What the task asks: Copy every line of the records below word for word, keeping their original order.

※

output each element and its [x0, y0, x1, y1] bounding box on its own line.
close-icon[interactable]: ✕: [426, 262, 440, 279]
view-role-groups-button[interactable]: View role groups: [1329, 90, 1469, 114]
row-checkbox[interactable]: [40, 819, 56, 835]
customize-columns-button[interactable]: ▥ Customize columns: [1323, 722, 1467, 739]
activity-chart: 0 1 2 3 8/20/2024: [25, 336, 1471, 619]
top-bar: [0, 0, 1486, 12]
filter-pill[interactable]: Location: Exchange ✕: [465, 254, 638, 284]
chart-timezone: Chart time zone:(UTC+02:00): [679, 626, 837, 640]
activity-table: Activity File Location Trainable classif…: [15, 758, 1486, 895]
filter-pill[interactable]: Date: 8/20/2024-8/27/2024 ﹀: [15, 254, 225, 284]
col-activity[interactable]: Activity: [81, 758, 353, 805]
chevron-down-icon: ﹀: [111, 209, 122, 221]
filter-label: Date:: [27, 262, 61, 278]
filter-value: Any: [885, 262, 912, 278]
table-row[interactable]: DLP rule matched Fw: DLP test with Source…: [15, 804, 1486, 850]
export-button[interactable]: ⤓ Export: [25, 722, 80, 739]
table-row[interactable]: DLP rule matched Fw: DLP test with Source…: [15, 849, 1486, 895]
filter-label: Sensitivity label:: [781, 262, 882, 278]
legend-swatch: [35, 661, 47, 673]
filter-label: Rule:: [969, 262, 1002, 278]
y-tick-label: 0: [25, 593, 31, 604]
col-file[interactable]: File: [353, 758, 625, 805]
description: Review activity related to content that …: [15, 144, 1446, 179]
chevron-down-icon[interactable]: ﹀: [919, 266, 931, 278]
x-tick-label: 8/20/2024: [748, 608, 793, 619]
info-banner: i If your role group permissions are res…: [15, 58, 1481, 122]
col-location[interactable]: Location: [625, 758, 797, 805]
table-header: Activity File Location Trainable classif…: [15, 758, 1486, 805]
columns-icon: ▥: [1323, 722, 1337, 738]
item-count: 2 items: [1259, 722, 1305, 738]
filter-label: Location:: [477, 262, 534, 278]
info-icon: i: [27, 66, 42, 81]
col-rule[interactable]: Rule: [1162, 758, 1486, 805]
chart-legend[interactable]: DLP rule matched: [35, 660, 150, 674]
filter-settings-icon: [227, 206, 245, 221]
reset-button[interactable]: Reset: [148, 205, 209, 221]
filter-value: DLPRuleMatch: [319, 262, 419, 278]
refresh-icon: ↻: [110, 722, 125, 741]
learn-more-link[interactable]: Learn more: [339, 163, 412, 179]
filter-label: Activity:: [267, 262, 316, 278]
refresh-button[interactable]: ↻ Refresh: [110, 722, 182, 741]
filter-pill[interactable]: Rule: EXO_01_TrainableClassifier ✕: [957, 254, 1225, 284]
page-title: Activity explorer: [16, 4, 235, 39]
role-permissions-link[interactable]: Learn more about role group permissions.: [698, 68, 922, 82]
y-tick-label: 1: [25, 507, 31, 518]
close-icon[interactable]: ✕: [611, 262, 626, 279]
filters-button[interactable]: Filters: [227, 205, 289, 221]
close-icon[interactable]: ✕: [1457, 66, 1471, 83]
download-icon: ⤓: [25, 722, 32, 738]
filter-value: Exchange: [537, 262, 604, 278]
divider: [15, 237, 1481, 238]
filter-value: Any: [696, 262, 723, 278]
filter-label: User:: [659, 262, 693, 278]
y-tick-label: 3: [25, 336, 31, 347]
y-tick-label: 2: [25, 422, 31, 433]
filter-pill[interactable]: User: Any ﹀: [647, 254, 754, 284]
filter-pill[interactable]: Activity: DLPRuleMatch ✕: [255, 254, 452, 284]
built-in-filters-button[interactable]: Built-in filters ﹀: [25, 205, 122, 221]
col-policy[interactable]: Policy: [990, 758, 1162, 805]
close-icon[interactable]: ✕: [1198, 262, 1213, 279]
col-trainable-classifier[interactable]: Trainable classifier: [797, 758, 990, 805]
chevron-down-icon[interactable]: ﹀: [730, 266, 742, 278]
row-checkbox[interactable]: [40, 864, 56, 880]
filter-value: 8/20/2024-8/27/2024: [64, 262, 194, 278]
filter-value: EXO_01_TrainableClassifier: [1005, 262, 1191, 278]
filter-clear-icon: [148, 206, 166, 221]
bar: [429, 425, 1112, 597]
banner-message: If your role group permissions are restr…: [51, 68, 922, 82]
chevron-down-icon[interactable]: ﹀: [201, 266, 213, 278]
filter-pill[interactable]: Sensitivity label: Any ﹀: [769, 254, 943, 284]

※

Solution to the problem:
output each element and its [x0, y0, x1, y1] bounding box on its own line.
close-icon[interactable]: ✕: [426, 262, 440, 279]
view-role-groups-button[interactable]: View role groups: [1329, 90, 1469, 114]
row-checkbox[interactable]: [40, 819, 56, 835]
customize-columns-button[interactable]: ▥ Customize columns: [1323, 722, 1467, 739]
activity-chart: 0 1 2 3 8/20/2024: [25, 336, 1471, 619]
top-bar: [0, 0, 1486, 12]
filter-pill[interactable]: Location: Exchange ✕: [465, 254, 638, 284]
chart-timezone: Chart time zone:(UTC+02:00): [679, 626, 837, 640]
activity-table: Activity File Location Trainable classif…: [15, 758, 1486, 895]
filter-pill[interactable]: Date: 8/20/2024-8/27/2024 ﹀: [15, 254, 225, 284]
col-activity[interactable]: Activity: [81, 758, 353, 805]
chevron-down-icon: ﹀: [111, 209, 122, 221]
filter-label: Date:: [27, 262, 61, 278]
filter-value: Any: [885, 262, 912, 278]
table-row[interactable]: DLP rule matched Fw: DLP test with Source…: [15, 804, 1486, 850]
export-button[interactable]: ⤓ Export: [25, 722, 80, 739]
table-row[interactable]: DLP rule matched Fw: DLP test with Source…: [15, 849, 1486, 895]
filter-label: Sensitivity label:: [781, 262, 882, 278]
legend-swatch: [35, 661, 47, 673]
filter-label: Rule:: [969, 262, 1002, 278]
y-tick-label: 0: [25, 593, 31, 604]
col-file[interactable]: File: [353, 758, 625, 805]
description: Review activity related to content that …: [15, 144, 1446, 179]
chevron-down-icon[interactable]: ﹀: [919, 266, 931, 278]
x-tick-label: 8/20/2024: [748, 608, 793, 619]
info-banner: i If your role group permissions are res…: [15, 58, 1481, 122]
col-location[interactable]: Location: [625, 758, 797, 805]
table-header: Activity File Location Trainable classif…: [15, 758, 1486, 805]
columns-icon: ▥: [1323, 722, 1337, 738]
item-count: 2 items: [1259, 722, 1305, 738]
filter-label: Location:: [477, 262, 534, 278]
info-icon: i: [27, 66, 42, 81]
col-rule[interactable]: Rule: [1162, 758, 1486, 805]
chart-legend[interactable]: DLP rule matched: [35, 660, 150, 674]
filter-settings-icon: [227, 206, 245, 221]
reset-button[interactable]: Reset: [148, 205, 209, 221]
filter-value: DLPRuleMatch: [319, 262, 419, 278]
refresh-icon: ↻: [110, 722, 125, 741]
learn-more-link[interactable]: Learn more: [339, 163, 412, 179]
filter-label: Activity:: [267, 262, 316, 278]
refresh-button[interactable]: ↻ Refresh: [110, 722, 182, 741]
filter-pill[interactable]: Rule: EXO_01_TrainableClassifier ✕: [957, 254, 1225, 284]
page-title: Activity explorer: [16, 4, 235, 39]
role-permissions-link[interactable]: Learn more about role group permissions.: [698, 68, 922, 82]
y-tick-label: 1: [25, 507, 31, 518]
close-icon[interactable]: ✕: [611, 262, 626, 279]
filters-button[interactable]: Filters: [227, 205, 289, 221]
close-icon[interactable]: ✕: [1457, 66, 1471, 83]
download-icon: ⤓: [25, 722, 32, 738]
filter-value: Exchange: [537, 262, 604, 278]
divider: [15, 237, 1481, 238]
filter-value: Any: [696, 262, 723, 278]
filter-label: User:: [659, 262, 693, 278]
y-tick-label: 3: [25, 336, 31, 347]
y-tick-label: 2: [25, 422, 31, 433]
filter-pill[interactable]: User: Any ﹀: [647, 254, 754, 284]
filter-pill[interactable]: Activity: DLPRuleMatch ✕: [255, 254, 452, 284]
built-in-filters-button[interactable]: Built-in filters ﹀: [25, 205, 122, 221]
col-policy[interactable]: Policy: [990, 758, 1162, 805]
close-icon[interactable]: ✕: [1198, 262, 1213, 279]
col-trainable-classifier[interactable]: Trainable classifier: [797, 758, 990, 805]
chevron-down-icon[interactable]: ﹀: [730, 266, 742, 278]
row-checkbox[interactable]: [40, 864, 56, 880]
filter-value: 8/20/2024-8/27/2024: [64, 262, 194, 278]
filter-value: EXO_01_TrainableClassifier: [1005, 262, 1191, 278]
filter-clear-icon: [148, 206, 166, 221]
bar: [429, 425, 1112, 597]
banner-message: If your role group permissions are restr…: [51, 68, 922, 82]
chevron-down-icon[interactable]: ﹀: [201, 266, 213, 278]
filter-pill[interactable]: Sensitivity label: Any ﹀: [769, 254, 943, 284]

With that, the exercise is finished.